_Task details_: Write the records as a JSON list of strings, one string per line and no blank lines. Include every line from the start of the records to the line containing "85, 1332, 823]", both ends included.
---------- Data provided ----------
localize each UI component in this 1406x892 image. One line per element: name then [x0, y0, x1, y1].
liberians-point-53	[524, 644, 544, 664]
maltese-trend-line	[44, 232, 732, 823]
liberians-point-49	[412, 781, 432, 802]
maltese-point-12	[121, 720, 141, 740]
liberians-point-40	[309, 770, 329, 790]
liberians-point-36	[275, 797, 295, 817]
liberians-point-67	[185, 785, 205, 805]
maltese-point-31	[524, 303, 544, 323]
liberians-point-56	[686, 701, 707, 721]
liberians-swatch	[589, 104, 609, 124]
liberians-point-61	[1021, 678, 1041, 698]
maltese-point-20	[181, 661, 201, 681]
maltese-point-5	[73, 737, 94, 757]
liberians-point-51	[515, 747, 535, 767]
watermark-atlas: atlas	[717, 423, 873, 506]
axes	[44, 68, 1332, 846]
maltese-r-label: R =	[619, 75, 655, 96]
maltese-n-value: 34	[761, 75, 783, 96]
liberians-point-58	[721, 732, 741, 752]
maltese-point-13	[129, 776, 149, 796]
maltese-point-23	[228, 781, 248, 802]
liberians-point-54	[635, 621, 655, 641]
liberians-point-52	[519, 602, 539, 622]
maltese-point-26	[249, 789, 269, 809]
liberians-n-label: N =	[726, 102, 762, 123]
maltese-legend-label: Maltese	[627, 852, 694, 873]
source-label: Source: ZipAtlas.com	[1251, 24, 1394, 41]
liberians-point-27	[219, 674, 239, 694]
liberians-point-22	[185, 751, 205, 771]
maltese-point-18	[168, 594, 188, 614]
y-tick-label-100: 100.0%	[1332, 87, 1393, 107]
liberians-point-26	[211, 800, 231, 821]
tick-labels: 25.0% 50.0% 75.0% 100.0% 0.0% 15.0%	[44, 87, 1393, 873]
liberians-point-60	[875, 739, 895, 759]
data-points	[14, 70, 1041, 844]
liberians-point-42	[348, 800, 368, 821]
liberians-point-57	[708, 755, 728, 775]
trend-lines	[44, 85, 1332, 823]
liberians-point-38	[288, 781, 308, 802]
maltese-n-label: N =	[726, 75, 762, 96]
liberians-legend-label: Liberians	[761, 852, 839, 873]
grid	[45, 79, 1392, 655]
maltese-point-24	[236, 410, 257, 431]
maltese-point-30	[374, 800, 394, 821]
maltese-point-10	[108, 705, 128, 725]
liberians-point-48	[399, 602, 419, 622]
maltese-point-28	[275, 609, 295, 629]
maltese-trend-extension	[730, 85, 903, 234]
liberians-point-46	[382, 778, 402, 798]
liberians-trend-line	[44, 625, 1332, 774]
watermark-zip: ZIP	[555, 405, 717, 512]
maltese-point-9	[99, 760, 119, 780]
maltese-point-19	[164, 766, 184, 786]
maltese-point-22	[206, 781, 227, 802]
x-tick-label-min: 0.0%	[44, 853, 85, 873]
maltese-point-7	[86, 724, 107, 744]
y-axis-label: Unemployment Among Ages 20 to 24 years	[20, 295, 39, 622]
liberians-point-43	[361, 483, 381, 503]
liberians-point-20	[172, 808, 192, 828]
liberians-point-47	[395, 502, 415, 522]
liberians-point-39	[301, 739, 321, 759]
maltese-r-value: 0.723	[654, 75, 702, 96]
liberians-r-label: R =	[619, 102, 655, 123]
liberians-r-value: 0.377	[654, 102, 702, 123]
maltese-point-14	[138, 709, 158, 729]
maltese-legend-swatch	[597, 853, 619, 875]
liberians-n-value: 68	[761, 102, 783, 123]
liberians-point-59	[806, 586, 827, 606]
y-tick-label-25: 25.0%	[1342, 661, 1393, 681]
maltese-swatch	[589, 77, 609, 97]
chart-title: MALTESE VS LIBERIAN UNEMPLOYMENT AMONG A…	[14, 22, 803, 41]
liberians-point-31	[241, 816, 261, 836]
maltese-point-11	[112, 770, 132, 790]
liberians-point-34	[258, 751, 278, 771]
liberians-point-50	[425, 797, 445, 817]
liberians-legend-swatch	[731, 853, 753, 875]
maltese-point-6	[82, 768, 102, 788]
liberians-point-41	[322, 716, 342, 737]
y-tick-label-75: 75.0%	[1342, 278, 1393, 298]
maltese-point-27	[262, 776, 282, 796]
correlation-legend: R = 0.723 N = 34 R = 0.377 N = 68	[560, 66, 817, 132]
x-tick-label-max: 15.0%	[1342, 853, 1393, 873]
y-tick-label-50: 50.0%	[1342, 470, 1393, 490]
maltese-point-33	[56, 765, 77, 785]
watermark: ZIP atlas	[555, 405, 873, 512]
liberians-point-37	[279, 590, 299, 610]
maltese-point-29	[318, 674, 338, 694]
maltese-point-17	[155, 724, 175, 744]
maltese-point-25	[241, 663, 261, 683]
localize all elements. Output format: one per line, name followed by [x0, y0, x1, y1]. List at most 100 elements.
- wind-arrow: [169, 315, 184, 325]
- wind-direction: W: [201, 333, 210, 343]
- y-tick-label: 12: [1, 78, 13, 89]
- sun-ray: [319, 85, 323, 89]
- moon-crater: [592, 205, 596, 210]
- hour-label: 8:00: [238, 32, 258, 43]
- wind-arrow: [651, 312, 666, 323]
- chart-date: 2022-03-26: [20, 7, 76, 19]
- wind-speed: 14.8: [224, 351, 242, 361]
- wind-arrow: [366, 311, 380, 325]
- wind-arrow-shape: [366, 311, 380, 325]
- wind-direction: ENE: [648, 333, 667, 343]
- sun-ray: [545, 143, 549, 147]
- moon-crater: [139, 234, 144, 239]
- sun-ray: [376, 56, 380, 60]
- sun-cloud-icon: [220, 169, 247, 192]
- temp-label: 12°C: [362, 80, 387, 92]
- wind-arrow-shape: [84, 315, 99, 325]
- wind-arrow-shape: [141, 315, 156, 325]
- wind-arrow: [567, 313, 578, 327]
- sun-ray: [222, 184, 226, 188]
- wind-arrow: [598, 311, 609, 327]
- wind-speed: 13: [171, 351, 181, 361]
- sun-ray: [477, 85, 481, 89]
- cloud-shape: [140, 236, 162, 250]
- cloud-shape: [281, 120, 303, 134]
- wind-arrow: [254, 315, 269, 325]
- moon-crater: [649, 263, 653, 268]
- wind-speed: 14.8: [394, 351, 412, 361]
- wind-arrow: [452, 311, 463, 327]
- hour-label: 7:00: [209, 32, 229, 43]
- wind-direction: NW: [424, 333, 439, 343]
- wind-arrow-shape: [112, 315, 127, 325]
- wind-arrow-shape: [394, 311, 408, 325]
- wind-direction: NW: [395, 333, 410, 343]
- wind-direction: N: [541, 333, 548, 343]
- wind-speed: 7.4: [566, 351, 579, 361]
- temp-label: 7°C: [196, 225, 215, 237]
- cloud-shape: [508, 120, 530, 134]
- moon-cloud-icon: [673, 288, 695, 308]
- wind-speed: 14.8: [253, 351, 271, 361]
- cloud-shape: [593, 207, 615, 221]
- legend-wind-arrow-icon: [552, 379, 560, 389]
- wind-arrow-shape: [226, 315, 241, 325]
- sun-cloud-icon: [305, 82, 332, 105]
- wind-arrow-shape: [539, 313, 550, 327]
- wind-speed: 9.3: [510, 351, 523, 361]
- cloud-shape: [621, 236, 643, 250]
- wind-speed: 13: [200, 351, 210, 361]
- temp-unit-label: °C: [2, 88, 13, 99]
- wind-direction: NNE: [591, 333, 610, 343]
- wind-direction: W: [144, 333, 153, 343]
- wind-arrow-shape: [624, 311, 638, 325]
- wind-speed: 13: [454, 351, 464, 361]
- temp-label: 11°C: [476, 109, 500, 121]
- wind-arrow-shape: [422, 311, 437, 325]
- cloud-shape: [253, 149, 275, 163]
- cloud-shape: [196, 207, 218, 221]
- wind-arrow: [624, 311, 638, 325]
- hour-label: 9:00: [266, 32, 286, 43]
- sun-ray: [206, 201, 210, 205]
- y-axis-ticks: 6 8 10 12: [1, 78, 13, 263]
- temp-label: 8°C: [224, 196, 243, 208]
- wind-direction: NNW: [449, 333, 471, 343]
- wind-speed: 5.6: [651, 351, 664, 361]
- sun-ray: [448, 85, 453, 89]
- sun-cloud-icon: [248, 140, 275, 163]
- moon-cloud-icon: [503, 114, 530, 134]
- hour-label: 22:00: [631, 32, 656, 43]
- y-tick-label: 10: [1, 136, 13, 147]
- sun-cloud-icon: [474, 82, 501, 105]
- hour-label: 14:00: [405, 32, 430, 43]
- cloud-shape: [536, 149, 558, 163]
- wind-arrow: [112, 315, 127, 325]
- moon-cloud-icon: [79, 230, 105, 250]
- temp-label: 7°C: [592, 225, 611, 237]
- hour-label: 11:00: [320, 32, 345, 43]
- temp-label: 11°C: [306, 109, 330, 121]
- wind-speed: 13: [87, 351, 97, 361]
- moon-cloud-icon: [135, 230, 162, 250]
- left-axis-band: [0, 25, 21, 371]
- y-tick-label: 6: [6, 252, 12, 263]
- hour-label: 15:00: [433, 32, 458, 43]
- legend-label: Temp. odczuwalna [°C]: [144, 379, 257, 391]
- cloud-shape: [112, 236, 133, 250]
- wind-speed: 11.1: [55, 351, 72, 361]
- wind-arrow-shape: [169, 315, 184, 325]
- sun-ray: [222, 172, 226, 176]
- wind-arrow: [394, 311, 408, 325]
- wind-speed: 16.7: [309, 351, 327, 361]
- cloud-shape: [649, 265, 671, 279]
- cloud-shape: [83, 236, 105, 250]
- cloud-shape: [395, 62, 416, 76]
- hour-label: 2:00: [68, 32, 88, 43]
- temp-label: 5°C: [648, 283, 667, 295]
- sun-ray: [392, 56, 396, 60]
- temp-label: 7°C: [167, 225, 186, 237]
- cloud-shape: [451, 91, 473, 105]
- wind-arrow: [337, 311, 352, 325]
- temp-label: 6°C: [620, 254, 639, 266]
----------
_Solution to this problem_:
[
  "localize each UI component in this 1406x892 image. One line per element: name then [x0, y0, x1, y1].",
  "liberians-point-53\t[524, 644, 544, 664]",
  "maltese-trend-line\t[44, 232, 732, 823]",
  "liberians-point-49\t[412, 781, 432, 802]",
  "maltese-point-12\t[121, 720, 141, 740]",
  "liberians-point-40\t[309, 770, 329, 790]",
  "liberians-point-36\t[275, 797, 295, 817]",
  "liberians-point-67\t[185, 785, 205, 805]",
  "maltese-point-31\t[524, 303, 544, 323]",
  "liberians-point-56\t[686, 701, 707, 721]",
  "liberians-swatch\t[589, 104, 609, 124]",
  "liberians-point-61\t[1021, 678, 1041, 698]",
  "maltese-point-20\t[181, 661, 201, 681]",
  "maltese-point-5\t[73, 737, 94, 757]",
  "liberians-point-51\t[515, 747, 535, 767]",
  "watermark-atlas: atlas\t[717, 423, 873, 506]",
  "axes\t[44, 68, 1332, 846]",
  "maltese-r-label: R =\t[619, 75, 655, 96]",
  "maltese-n-value: 34\t[761, 75, 783, 96]",
  "liberians-point-58\t[721, 732, 741, 752]",
  "maltese-point-13\t[129, 776, 149, 796]",
  "maltese-point-23\t[228, 781, 248, 802]",
  "liberians-point-54\t[635, 621, 655, 641]",
  "liberians-point-52\t[519, 602, 539, 622]",
  "maltese-point-26\t[249, 789, 269, 809]",
  "liberians-n-label: N =\t[726, 102, 762, 123]",
  "maltese-legend-label: Maltese\t[627, 852, 694, 873]",
  "source-label: Source: ZipAtlas.com\t[1251, 24, 1394, 41]",
  "liberians-point-27\t[219, 674, 239, 694]",
  "liberians-point-22\t[185, 751, 205, 771]",
  "maltese-point-18\t[168, 594, 188, 614]",
  "y-tick-label-100: 100.0%\t[1332, 87, 1393, 107]",
  "liberians-point-26\t[211, 800, 231, 821]",
  "tick-labels: 25.0% 50.0% 75.0% 100.0% 0.0% 15.0%\t[44, 87, 1393, 873]",
  "liberians-point-60\t[875, 739, 895, 759]",
  "data-points\t[14, 70, 1041, 844]",
  "liberians-point-42\t[348, 800, 368, 821]",
  "liberians-point-57\t[708, 755, 728, 775]",
  "trend-lines\t[44, 85, 1332, 823]"
]